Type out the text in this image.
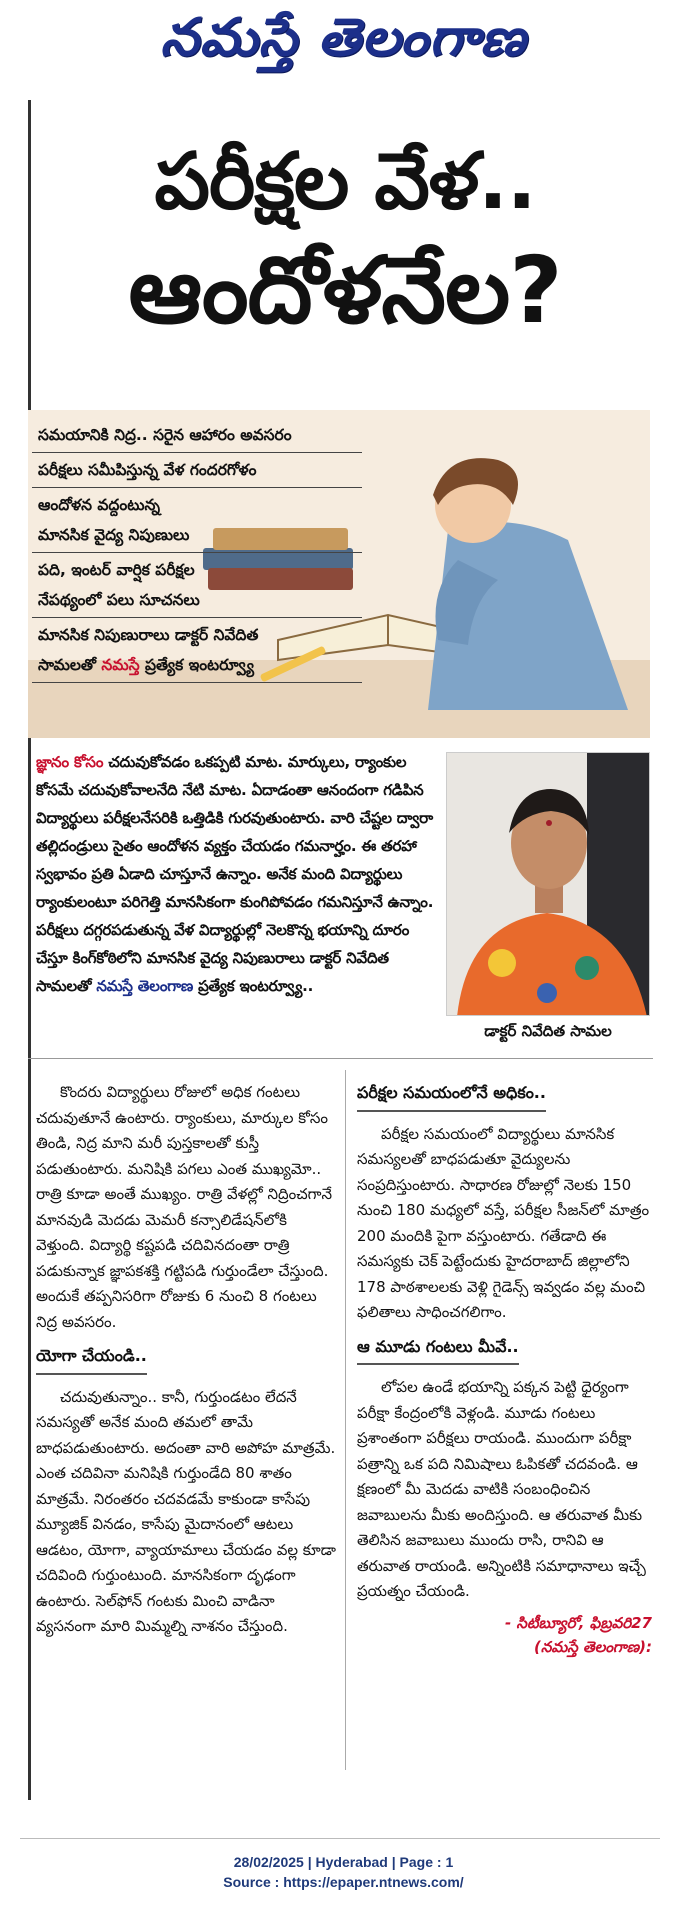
నమస్తే తెలంగాణ
పరీక్షల వేళ..
ఆందోళనేల?
సమయానికి నిద్ర.. సరైన ఆహారం అవసరం
పరీక్షలు సమీపిస్తున్న వేళ గందరగోళం
ఆందోళన వద్దంటున్న
మానసిక వైద్య నిపుణులు
పది, ఇంటర్ వార్షిక పరీక్షల
నేపథ్యంలో పలు సూచనలు
మానసిక నిపుణురాలు డాక్టర్ నివేదిత
సామలతో నమస్తే ప్రత్యేక ఇంటర్వ్యూ
జ్ఞానం కోసం చదువుకోవడం ఒకప్పటి మాట. మార్కులు, ర్యాంకుల కోసమే చదువుకోవాలనేది నేటి మాట. ఏదాడంతా ఆనందంగా గడిపిన విద్యార్థులు పరీక్షలనేసరికి ఒత్తిడికి గురవుతుంటారు. వారి చేష్టల ద్వారా తల్లిదండ్రులు సైతం ఆందోళన వ్యక్తం చేయడం గమనార్హం. ఈ తరహా స్వభావం ప్రతి ఏడాది చూస్తూనే ఉన్నాం. అనేక మంది విద్యార్థులు ర్యాంకులంటూ పరిగెత్తి మానసికంగా కుంగిపోవడం గమనిస్తూనే ఉన్నాం. పరీక్షలు దగ్గరపడుతున్న వేళ విద్యార్థుల్లో నెలకొన్న భయాన్ని దూరం చేస్తూ కింగ్‌కోఠిలోని మానసిక వైద్య నిపుణురాలు డాక్టర్ నివేదిత సామలతో నమస్తే తెలంగాణ ప్రత్యేక ఇంటర్వ్యూ..
డాక్టర్ నివేదిత సామల

కొందరు విద్యార్థులు రోజులో అధిక గంటలు చదువుతూనే ఉంటారు. ర్యాంకులు, మార్కుల కోసం తిండి, నిద్ర మాని మరీ పుస్తకాలతో కుస్తీ పడుతుంటారు. మనిషికి పగలు ఎంత ముఖ్యమో.. రాత్రి కూడా అంతే ముఖ్యం. రాత్రి వేళల్లో నిద్రించగానే మానవుడి మెదడు మెమరీ కన్సాలిడేషన్‌లోకి వెళ్తుంది. విద్యార్థి కష్టపడి చదివినదంతా రాత్రి పడుకున్నాక జ్ఞాపకశక్తి గట్టిపడి గుర్తుండేలా చేస్తుంది. అందుకే తప్పనిసరిగా రోజుకు 6 నుంచి 8 గంటలు నిద్ర అవసరం.

యోగా చేయండి..

చదువుతున్నాం.. కానీ, గుర్తుండటం లేదనే సమస్యతో అనేక మంది తమలో తామే బాధపడుతుంటారు. అదంతా వారి అపోహ మాత్రమే. ఎంత చదివినా మనిషికి గుర్తుండేది 80 శాతం మాత్రమే. నిరంతరం చదవడమే కాకుండా కాసేపు మ్యూజిక్ వినడం, కాసేపు మైదానంలో ఆటలు ఆడటం, యోగా, వ్యాయామాలు చేయడం వల్ల కూడా చదివింది గుర్తుంటుంది. మానసికంగా దృఢంగా ఉంటారు. సెల్‌ఫోన్ గంటకు మించి వాడినా వ్యసనంగా మారి మిమ్మల్ని నాశనం చేస్తుంది.

పరీక్షల సమయంలోనే అధికం..

పరీక్షల సమయంలో విద్యార్థులు మానసిక సమస్యలతో బాధపడుతూ వైద్యులను సంప్రదిస్తుంటారు. సాధారణ రోజుల్లో నెలకు 150 నుంచి 180 మధ్యలో వస్తే, పరీక్షల సీజన్‌లో మాత్రం 200 మందికి పైగా వస్తుంటారు. గతేడాది ఈ సమస్యకు చెక్ పెట్టేందుకు హైదరాబాద్ జిల్లాలోని 178 పాఠశాలలకు వెళ్లి గైడెన్స్ ఇవ్వడం వల్ల మంచి ఫలితాలు సాధించగలిగాం.

ఆ మూడు గంటలు మీవే..

లోపల ఉండే భయాన్ని పక్కన పెట్టి ధైర్యంగా పరీక్షా కేంద్రంలోకి వెళ్లండి. మూడు గంటలు ప్రశాంతంగా పరీక్షలు రాయండి. ముందుగా పరీక్షా పత్రాన్ని ఒక పది నిమిషాలు ఓపికతో చదవండి. ఆ క్షణంలో మీ మెదడు వాటికి సంబంధించిన జవాబులను మీకు అందిస్తుంది. ఆ తరువాత మీకు తెలిసిన జవాబులు ముందు రాసి, రానివి ఆ తరువాత రాయండి. అన్నింటికి సమాధానాలు ఇచ్చే ప్రయత్నం చేయండి.

- సిటీబ్యూరో, ఫిబ్రవరి27
(నమస్తే తెలంగాణ):
28/02/2025 | Hyderabad | Page : 1
Source : https://epaper.ntnews.com/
***
• What you will do: Search the records above for "అవసర". Copy each line where it is found.

• Written reply:
సమయానికి నిద్ర.. సరైన ఆహారం అవసరం
కొందరు విద్యార్థులు రోజులో అధిక గంటలు చదువుతూనే ఉంటారు. ర్యాంకులు, మార్కుల కోసం తిండి, నిద్ర మాని మరీ పుస్తకాలతో కుస్తీ పడుతుంటారు. మనిషికి పగలు ఎంత ముఖ్యమో.. రాత్రి కూడా అంతే ముఖ్యం. రాత్రి వేళల్లో నిద్రించగానే మానవుడి మెదడు మెమరీ కన్సాలిడేషన్‌లోకి వెళ్తుంది. విద్యార్థి కష్టపడి చదివినదంతా రాత్రి పడుకున్నాక జ్ఞాపకశక్తి గట్టిపడి గుర్తుండేలా చేస్తుంది. అందుకే తప్పనిసరిగా రోజుకు 6 నుంచి 8 గంటలు నిద్ర అవసరం.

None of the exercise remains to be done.